# START OF DATA SHOWN
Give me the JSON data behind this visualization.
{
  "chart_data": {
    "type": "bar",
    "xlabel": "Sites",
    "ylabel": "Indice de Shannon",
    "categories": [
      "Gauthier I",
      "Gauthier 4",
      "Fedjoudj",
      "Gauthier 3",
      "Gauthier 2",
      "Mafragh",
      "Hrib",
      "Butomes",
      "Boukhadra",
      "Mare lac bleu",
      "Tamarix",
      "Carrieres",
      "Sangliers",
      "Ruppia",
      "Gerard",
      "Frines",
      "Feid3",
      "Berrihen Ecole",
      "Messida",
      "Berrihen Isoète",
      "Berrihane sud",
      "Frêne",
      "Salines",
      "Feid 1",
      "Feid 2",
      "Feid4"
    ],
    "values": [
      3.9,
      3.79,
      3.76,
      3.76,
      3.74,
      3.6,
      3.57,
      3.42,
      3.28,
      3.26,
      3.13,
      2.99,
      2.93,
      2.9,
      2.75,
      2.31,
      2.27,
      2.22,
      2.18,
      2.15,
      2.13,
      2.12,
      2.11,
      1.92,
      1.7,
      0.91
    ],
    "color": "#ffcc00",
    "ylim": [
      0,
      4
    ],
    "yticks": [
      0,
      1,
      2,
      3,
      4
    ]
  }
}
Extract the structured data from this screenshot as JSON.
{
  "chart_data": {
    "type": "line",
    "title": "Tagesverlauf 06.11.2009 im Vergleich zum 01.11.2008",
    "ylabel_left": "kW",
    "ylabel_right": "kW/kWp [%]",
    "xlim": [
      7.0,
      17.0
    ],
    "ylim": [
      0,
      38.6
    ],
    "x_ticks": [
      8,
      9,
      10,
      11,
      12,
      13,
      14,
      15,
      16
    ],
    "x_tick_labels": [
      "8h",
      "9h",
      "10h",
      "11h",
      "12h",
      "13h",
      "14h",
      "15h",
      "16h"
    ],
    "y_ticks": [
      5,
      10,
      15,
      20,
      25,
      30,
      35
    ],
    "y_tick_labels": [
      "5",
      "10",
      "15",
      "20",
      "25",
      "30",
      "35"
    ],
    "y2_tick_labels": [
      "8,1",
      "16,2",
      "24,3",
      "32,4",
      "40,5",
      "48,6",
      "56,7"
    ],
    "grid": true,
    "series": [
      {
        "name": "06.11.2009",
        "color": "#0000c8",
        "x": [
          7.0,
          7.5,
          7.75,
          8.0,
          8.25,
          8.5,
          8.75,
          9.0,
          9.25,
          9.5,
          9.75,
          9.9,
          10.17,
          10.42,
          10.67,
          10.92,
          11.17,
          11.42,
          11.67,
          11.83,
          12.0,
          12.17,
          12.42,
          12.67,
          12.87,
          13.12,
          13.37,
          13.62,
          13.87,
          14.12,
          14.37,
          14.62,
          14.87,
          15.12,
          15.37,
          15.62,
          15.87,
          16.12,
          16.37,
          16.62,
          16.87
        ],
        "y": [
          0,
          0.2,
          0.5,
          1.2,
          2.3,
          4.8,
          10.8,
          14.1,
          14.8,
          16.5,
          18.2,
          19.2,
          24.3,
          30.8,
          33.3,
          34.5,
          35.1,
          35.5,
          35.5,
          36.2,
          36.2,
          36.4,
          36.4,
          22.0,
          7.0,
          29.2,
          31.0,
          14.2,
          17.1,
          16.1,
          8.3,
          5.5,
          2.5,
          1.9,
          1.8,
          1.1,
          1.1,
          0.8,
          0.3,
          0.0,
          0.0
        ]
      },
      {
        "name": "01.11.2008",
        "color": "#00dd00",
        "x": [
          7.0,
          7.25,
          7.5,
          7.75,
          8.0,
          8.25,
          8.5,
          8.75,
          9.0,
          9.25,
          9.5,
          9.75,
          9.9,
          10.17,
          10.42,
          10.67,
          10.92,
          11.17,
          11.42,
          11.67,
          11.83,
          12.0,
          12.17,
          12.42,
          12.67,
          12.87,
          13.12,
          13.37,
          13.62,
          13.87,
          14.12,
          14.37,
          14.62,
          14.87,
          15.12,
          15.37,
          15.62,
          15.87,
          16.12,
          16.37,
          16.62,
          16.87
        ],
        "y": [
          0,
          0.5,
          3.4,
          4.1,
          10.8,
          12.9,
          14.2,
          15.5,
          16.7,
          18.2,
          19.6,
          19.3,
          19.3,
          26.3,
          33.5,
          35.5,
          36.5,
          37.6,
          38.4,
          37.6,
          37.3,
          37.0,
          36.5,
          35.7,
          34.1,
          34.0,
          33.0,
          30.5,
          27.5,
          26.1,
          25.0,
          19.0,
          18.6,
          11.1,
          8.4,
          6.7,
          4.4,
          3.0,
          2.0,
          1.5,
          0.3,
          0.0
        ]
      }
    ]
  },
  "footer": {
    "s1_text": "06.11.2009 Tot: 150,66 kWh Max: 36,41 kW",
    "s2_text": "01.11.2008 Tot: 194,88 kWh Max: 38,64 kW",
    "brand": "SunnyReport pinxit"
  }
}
# END OF DATA SHOWN
Copy out the material word for word and line for line.

Give me the JSON data behind this visualization.
{
  "chart_data": {
    "type": "bar",
    "xlabel": "Sites",
    "ylabel": "Indice de Shannon",
    "categories": [
      "Gauthier I",
      "Gauthier 4",
      "Fedjoudj",
      "Gauthier 3",
      "Gauthier 2",
      "Mafragh",
      "Hrib",
      "Butomes",
      "Boukhadra",
      "Mare lac bleu",
      "Tamarix",
      "Carrieres",
      "Sangliers",
      "Ruppia",
      "Gerard",
      "Frines",
      "Feid3",
      "Berrihen Ecole",
      "Messida",
      "Berrihen Isoète",
      "Berrihane sud",
      "Frêne",
      "Salines",
      "Feid 1",
      "Feid 2",
      "Feid4"
    ],
    "values": [
      3.9,
      3.79,
      3.76,
      3.76,
      3.74,
      3.6,
      3.57,
      3.42,
      3.28,
      3.26,
      3.13,
      2.99,
      2.93,
      2.9,
      2.75,
      2.31,
      2.27,
      2.22,
      2.18,
      2.15,
      2.13,
      2.12,
      2.11,
      1.92,
      1.7,
      0.91
    ],
    "color": "#ffcc00",
    "ylim": [
      0,
      4
    ],
    "yticks": [
      0,
      1,
      2,
      3,
      4
    ]
  }
}
Extract the structured data from this screenshot as JSON.
{
  "chart_data": {
    "type": "line",
    "title": "Tagesverlauf 06.11.2009 im Vergleich zum 01.11.2008",
    "ylabel_left": "kW",
    "ylabel_right": "kW/kWp [%]",
    "xlim": [
      7.0,
      17.0
    ],
    "ylim": [
      0,
      38.6
    ],
    "x_ticks": [
      8,
      9,
      10,
      11,
      12,
      13,
      14,
      15,
      16
    ],
    "x_tick_labels": [
      "8h",
      "9h",
      "10h",
      "11h",
      "12h",
      "13h",
      "14h",
      "15h",
      "16h"
    ],
    "y_ticks": [
      5,
      10,
      15,
      20,
      25,
      30,
      35
    ],
    "y_tick_labels": [
      "5",
      "10",
      "15",
      "20",
      "25",
      "30",
      "35"
    ],
    "y2_tick_labels": [
      "8,1",
      "16,2",
      "24,3",
      "32,4",
      "40,5",
      "48,6",
      "56,7"
    ],
    "grid": true,
    "series": [
      {
        "name": "06.11.2009",
        "color": "#0000c8",
        "x": [
          7.0,
          7.5,
          7.75,
          8.0,
          8.25,
          8.5,
          8.75,
          9.0,
          9.25,
          9.5,
          9.75,
          9.9,
          10.17,
          10.42,
          10.67,
          10.92,
          11.17,
          11.42,
          11.67,
          11.83,
          12.0,
          12.17,
          12.42,
          12.67,
          12.87,
          13.12,
          13.37,
          13.62,
          13.87,
          14.12,
          14.37,
          14.62,
          14.87,
          15.12,
          15.37,
          15.62,
          15.87,
          16.12,
          16.37,
          16.62,
          16.87
        ],
        "y": [
          0,
          0.2,
          0.5,
          1.2,
          2.3,
          4.8,
          10.8,
          14.1,
          14.8,
          16.5,
          18.2,
          19.2,
          24.3,
          30.8,
          33.3,
          34.5,
          35.1,
          35.5,
          35.5,
          36.2,
          36.2,
          36.4,
          36.4,
          22.0,
          7.0,
          29.2,
          31.0,
          14.2,
          17.1,
          16.1,
          8.3,
          5.5,
          2.5,
          1.9,
          1.8,
          1.1,
          1.1,
          0.8,
          0.3,
          0.0,
          0.0
        ]
      },
      {
        "name": "01.11.2008",
        "color": "#00dd00",
        "x": [
          7.0,
          7.25,
          7.5,
          7.75,
          8.0,
          8.25,
          8.5,
          8.75,
          9.0,
          9.25,
          9.5,
          9.75,
          9.9,
          10.17,
          10.42,
          10.67,
          10.92,
          11.17,
          11.42,
          11.67,
          11.83,
          12.0,
          12.17,
          12.42,
          12.67,
          12.87,
          13.12,
          13.37,
          13.62,
          13.87,
          14.12,
          14.37,
          14.62,
          14.87,
          15.12,
          15.37,
          15.62,
          15.87,
          16.12,
          16.37,
          16.62,
          16.87
        ],
        "y": [
          0,
          0.5,
          3.4,
          4.1,
          10.8,
          12.9,
          14.2,
          15.5,
          16.7,
          18.2,
          19.6,
          19.3,
          19.3,
          26.3,
          33.5,
          35.5,
          36.5,
          37.6,
          38.4,
          37.6,
          37.3,
          37.0,
          36.5,
          35.7,
          34.1,
          34.0,
          33.0,
          30.5,
          27.5,
          26.1,
          25.0,
          19.0,
          18.6,
          11.1,
          8.4,
          6.7,
          4.4,
          3.0,
          2.0,
          1.5,
          0.3,
          0.0
        ]
      }
    ]
  },
  "footer": {
    "s1_text": "06.11.2009 Tot: 150,66 kWh Max: 36,41 kW",
    "s2_text": "01.11.2008 Tot: 194,88 kWh Max: 38,64 kW",
    "brand": "SunnyReport pinxit"
  }
}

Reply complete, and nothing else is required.